EXERCISE TASK –
Reproduce the stretch of the Java String excerpt from "In this chapter, we" through "break modular reasoning." word for word.

PAGE EXCERPT –
►
In this chapter, we first use the example of a String class to introduce the concept of representation objects, and to show how representation exposure can break immutability. Then, we use a FractionList example to show how representation exposure can break consistency of an abstraction’s representation. Finally, we use a ByteBuffer example to show how representation exposure can break modular reasoning.

Strings

For example, consider (an extract from) the API of class String from the Java Platform API:

/**
 * Each instance of this class represents a sequence of text characters.
 *
 * @immutable
 */
public class String {

    /**
     * Returns the length of the sequence of characters represented by this object.
     *
     * @post | 0 <= result
     */
    public int length()

    /**
     * Returns the character at the given index in the sequence of characters
     * represented by this object. The first character is at index 0.
     *
     * @throws IndexOutOfBoundsException if the given index is less than zero or
     *         not less than the length of this object.
     *    | index < 0 || length() <= index
     */
    public char charAt(int index)

    /**
     * Returns a `String` object of length 1 containing the single given character.
     *
     * @post | result != null
     * @post | result.length() == 1
     * @post | result.charAt(0) == c
     */
    public static String valueOf(char c)

    /**
     * Returns a `String` object that represents the sequence of characters
     * obtained by concatenating the sequence of characters represented by this
     * object and the given object, respectively.
     *
     * @throws NullPointerException | other == null
     * @post | result != null
     * @post | result.length() == length() + other.length()
     * @post | IntStream.range(0, length()).allMatch(i ->
     *       |     result.charAt(i) == charAt(i))
     * @post | IntStream.range(0, other.length()).allMatch(i ->
     *       |     result.charAt(length() + i) == other.charAt(i))
     */
    public String concat(String other)

}

For example, the expression String.valueOf('H').concat(String.valueOf('i')).concat(String.valueOf('!')) yields a String object that represents the sequence of characters Hi!. (An equivalent String object can be written more concisely using the expression "Hi!". Also, concatenation of String objects can be written more concisely using the + operator; another equivalent expression is therefore String.valueOf('H') + String.valueOf('i') + String.valueOf('!').)

It is impossible to represent the abstract value of a String object using just the fields of the object: a class with N fields can store at most N values, and a String object must be able to store arbitrarily many characters. Therefore, any implementation of class String must necessarily use auxiliary objects to help represent its state.

The following implementation of class String uses an auxiliary array object to store the characters of the string:

/**
 * Each instance of this class represents a sequence of text characters.
◄
SUPPLIED DATA –
►
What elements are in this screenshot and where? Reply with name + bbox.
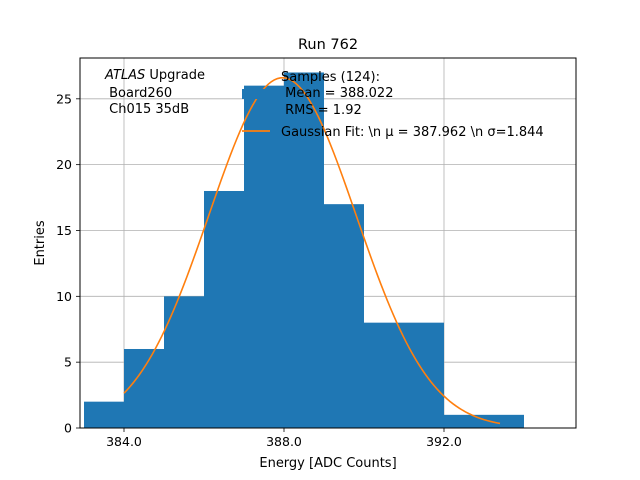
◄
OUTPUT OF THE TASK –
In this chapter, we first use the example of a String class to introduce the concept of representation objects, and to show how representation exposure can break immutability. Then, we use a FractionList example to show how representation exposure can break consistency of an abstraction’s representation. Finally, we use a ByteBuffer example to show how representation exposure can break modular reasoning.